■ GIVEN INSTRUCTION
The listing below should be copied in full, word for word.

■ Entries with figure data
* BEGIN *

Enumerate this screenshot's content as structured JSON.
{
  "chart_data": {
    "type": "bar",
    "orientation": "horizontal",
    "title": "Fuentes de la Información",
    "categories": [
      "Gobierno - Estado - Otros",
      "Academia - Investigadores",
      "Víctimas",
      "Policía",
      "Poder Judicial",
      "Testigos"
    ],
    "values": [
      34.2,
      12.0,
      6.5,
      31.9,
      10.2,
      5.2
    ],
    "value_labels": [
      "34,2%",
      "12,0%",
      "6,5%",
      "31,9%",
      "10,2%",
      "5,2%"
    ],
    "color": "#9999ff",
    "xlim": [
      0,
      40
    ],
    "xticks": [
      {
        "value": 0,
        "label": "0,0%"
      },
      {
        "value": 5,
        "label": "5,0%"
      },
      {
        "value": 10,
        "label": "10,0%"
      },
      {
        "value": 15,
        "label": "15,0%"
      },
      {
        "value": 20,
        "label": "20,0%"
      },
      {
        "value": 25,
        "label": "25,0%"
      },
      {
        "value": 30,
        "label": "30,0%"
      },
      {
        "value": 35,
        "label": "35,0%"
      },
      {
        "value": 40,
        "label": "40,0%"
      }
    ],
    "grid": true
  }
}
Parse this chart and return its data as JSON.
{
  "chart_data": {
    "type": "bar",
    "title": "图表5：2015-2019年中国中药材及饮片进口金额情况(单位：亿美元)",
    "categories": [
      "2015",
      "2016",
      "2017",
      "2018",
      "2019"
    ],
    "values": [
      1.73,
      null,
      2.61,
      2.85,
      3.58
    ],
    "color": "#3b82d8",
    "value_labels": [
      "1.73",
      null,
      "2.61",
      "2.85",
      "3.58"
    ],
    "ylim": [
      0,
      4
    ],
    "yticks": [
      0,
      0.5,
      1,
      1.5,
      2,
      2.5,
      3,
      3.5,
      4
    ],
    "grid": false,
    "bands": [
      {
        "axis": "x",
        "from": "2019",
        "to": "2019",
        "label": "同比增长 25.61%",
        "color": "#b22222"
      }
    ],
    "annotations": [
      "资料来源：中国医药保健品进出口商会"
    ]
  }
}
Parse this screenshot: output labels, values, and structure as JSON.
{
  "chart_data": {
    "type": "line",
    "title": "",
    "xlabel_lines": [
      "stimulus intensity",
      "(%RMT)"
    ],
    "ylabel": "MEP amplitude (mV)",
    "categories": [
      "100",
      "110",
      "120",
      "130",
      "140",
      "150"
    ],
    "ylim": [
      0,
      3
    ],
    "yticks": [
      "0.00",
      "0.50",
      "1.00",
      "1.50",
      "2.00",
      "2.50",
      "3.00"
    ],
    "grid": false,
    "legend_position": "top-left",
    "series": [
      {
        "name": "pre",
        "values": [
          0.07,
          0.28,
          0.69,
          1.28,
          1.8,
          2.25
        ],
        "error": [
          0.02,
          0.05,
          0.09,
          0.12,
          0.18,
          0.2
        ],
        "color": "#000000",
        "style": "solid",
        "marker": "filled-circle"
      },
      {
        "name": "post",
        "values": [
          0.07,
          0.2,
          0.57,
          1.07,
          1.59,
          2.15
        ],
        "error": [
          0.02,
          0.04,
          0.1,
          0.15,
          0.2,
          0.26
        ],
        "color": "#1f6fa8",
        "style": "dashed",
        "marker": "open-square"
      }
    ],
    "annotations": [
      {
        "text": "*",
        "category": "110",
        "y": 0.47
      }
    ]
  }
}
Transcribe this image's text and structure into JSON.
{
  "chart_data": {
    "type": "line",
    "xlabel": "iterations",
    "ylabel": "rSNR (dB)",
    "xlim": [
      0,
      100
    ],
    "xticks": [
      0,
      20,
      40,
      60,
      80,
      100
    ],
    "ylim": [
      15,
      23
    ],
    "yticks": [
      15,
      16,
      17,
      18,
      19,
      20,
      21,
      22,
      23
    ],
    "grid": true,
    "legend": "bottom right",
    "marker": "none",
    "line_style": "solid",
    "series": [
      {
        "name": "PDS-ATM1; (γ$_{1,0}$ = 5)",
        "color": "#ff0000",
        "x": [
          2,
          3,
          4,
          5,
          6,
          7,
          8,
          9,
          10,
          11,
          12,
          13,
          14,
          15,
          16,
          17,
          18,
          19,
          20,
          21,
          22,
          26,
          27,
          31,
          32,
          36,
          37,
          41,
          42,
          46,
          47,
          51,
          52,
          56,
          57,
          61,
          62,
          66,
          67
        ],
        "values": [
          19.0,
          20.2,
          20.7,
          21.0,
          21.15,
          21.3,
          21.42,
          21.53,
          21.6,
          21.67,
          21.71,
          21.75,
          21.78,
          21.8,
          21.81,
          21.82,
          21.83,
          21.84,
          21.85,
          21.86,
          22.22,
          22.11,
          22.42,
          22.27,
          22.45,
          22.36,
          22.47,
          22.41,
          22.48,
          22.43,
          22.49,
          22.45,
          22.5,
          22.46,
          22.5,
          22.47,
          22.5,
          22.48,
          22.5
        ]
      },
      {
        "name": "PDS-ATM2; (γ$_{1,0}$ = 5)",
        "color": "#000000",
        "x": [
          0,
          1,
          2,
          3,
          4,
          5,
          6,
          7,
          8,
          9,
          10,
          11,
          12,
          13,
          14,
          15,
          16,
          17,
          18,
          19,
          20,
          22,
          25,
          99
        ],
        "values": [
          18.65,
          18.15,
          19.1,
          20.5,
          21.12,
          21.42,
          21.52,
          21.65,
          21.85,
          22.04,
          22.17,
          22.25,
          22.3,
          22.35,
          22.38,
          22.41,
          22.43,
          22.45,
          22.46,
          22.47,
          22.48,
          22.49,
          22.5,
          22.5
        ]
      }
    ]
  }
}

* END *

■ TASK OUTPUT
Enumerate this screenshot's content as structured JSON.
{
  "chart_data": {
    "type": "bar",
    "orientation": "horizontal",
    "title": "Fuentes de la Información",
    "categories": [
      "Gobierno - Estado - Otros",
      "Academia - Investigadores",
      "Víctimas",
      "Policía",
      "Poder Judicial",
      "Testigos"
    ],
    "values": [
      34.2,
      12.0,
      6.5,
      31.9,
      10.2,
      5.2
    ],
    "value_labels": [
      "34,2%",
      "12,0%",
      "6,5%",
      "31,9%",
      "10,2%",
      "5,2%"
    ],
    "color": "#9999ff",
    "xlim": [
      0,
      40
    ],
    "xticks": [
      {
        "value": 0,
        "label": "0,0%"
      },
      {
        "value": 5,
        "label": "5,0%"
      },
      {
        "value": 10,
        "label": "10,0%"
      },
      {
        "value": 15,
        "label": "15,0%"
      },
      {
        "value": 20,
        "label": "20,0%"
      },
      {
        "value": 25,
        "label": "25,0%"
      },
      {
        "value": 30,
        "label": "30,0%"
      },
      {
        "value": 35,
        "label": "35,0%"
      },
      {
        "value": 40,
        "label": "40,0%"
      }
    ],
    "grid": true
  }
}
Parse this chart and return its data as JSON.
{
  "chart_data": {
    "type": "bar",
    "title": "图表5：2015-2019年中国中药材及饮片进口金额情况(单位：亿美元)",
    "categories": [
      "2015",
      "2016",
      "2017",
      "2018",
      "2019"
    ],
    "values": [
      1.73,
      null,
      2.61,
      2.85,
      3.58
    ],
    "color": "#3b82d8",
    "value_labels": [
      "1.73",
      null,
      "2.61",
      "2.85",
      "3.58"
    ],
    "ylim": [
      0,
      4
    ],
    "yticks": [
      0,
      0.5,
      1,
      1.5,
      2,
      2.5,
      3,
      3.5,
      4
    ],
    "grid": false,
    "bands": [
      {
        "axis": "x",
        "from": "2019",
        "to": "2019",
        "label": "同比增长 25.61%",
        "color": "#b22222"
      }
    ],
    "annotations": [
      "资料来源：中国医药保健品进出口商会"
    ]
  }
}
Parse this screenshot: output labels, values, and structure as JSON.
{
  "chart_data": {
    "type": "line",
    "title": "",
    "xlabel_lines": [
      "stimulus intensity",
      "(%RMT)"
    ],
    "ylabel": "MEP amplitude (mV)",
    "categories": [
      "100",
      "110",
      "120",
      "130",
      "140",
      "150"
    ],
    "ylim": [
      0,
      3
    ],
    "yticks": [
      "0.00",
      "0.50",
      "1.00",
      "1.50",
      "2.00",
      "2.50",
      "3.00"
    ],
    "grid": false,
    "legend_position": "top-left",
    "series": [
      {
        "name": "pre",
        "values": [
          0.07,
          0.28,
          0.69,
          1.28,
          1.8,
          2.25
        ],
        "error": [
          0.02,
          0.05,
          0.09,
          0.12,
          0.18,
          0.2
        ],
        "color": "#000000",
        "style": "solid",
        "marker": "filled-circle"
      },
      {
        "name": "post",
        "values": [
          0.07,
          0.2,
          0.57,
          1.07,
          1.59,
          2.15
        ],
        "error": [
          0.02,
          0.04,
          0.1,
          0.15,
          0.2,
          0.26
        ],
        "color": "#1f6fa8",
        "style": "dashed",
        "marker": "open-square"
      }
    ],
    "annotations": [
      {
        "text": "*",
        "category": "110",
        "y": 0.47
      }
    ]
  }
}
Transcribe this image's text and structure into JSON.
{
  "chart_data": {
    "type": "line",
    "xlabel": "iterations",
    "ylabel": "rSNR (dB)",
    "xlim": [
      0,
      100
    ],
    "xticks": [
      0,
      20,
      40,
      60,
      80,
      100
    ],
    "ylim": [
      15,
      23
    ],
    "yticks": [
      15,
      16,
      17,
      18,
      19,
      20,
      21,
      22,
      23
    ],
    "grid": true,
    "legend": "bottom right",
    "marker": "none",
    "line_style": "solid",
    "series": [
      {
        "name": "PDS-ATM1; (γ$_{1,0}$ = 5)",
        "color": "#ff0000",
        "x": [
          2,
          3,
          4,
          5,
          6,
          7,
          8,
          9,
          10,
          11,
          12,
          13,
          14,
          15,
          16,
          17,
          18,
          19,
          20,
          21,
          22,
          26,
          27,
          31,
          32,
          36,
          37,
          41,
          42,
          46,
          47,
          51,
          52,
          56,
          57,
          61,
          62,
          66,
          67
        ],
        "values": [
          19.0,
          20.2,
          20.7,
          21.0,
          21.15,
          21.3,
          21.42,
          21.53,
          21.6,
          21.67,
          21.71,
          21.75,
          21.78,
          21.8,
          21.81,
          21.82,
          21.83,
          21.84,
          21.85,
          21.86,
          22.22,
          22.11,
          22.42,
          22.27,
          22.45,
          22.36,
          22.47,
          22.41,
          22.48,
          22.43,
          22.49,
          22.45,
          22.5,
          22.46,
          22.5,
          22.47,
          22.5,
          22.48,
          22.5
        ]
      },
      {
        "name": "PDS-ATM2; (γ$_{1,0}$ = 5)",
        "color": "#000000",
        "x": [
          0,
          1,
          2,
          3,
          4,
          5,
          6,
          7,
          8,
          9,
          10,
          11,
          12,
          13,
          14,
          15,
          16,
          17,
          18,
          19,
          20,
          22,
          25,
          99
        ],
        "values": [
          18.65,
          18.15,
          19.1,
          20.5,
          21.12,
          21.42,
          21.52,
          21.65,
          21.85,
          22.04,
          22.17,
          22.25,
          22.3,
          22.35,
          22.38,
          22.41,
          22.43,
          22.45,
          22.46,
          22.47,
          22.48,
          22.49,
          22.5,
          22.5
        ]
      }
    ]
  }
}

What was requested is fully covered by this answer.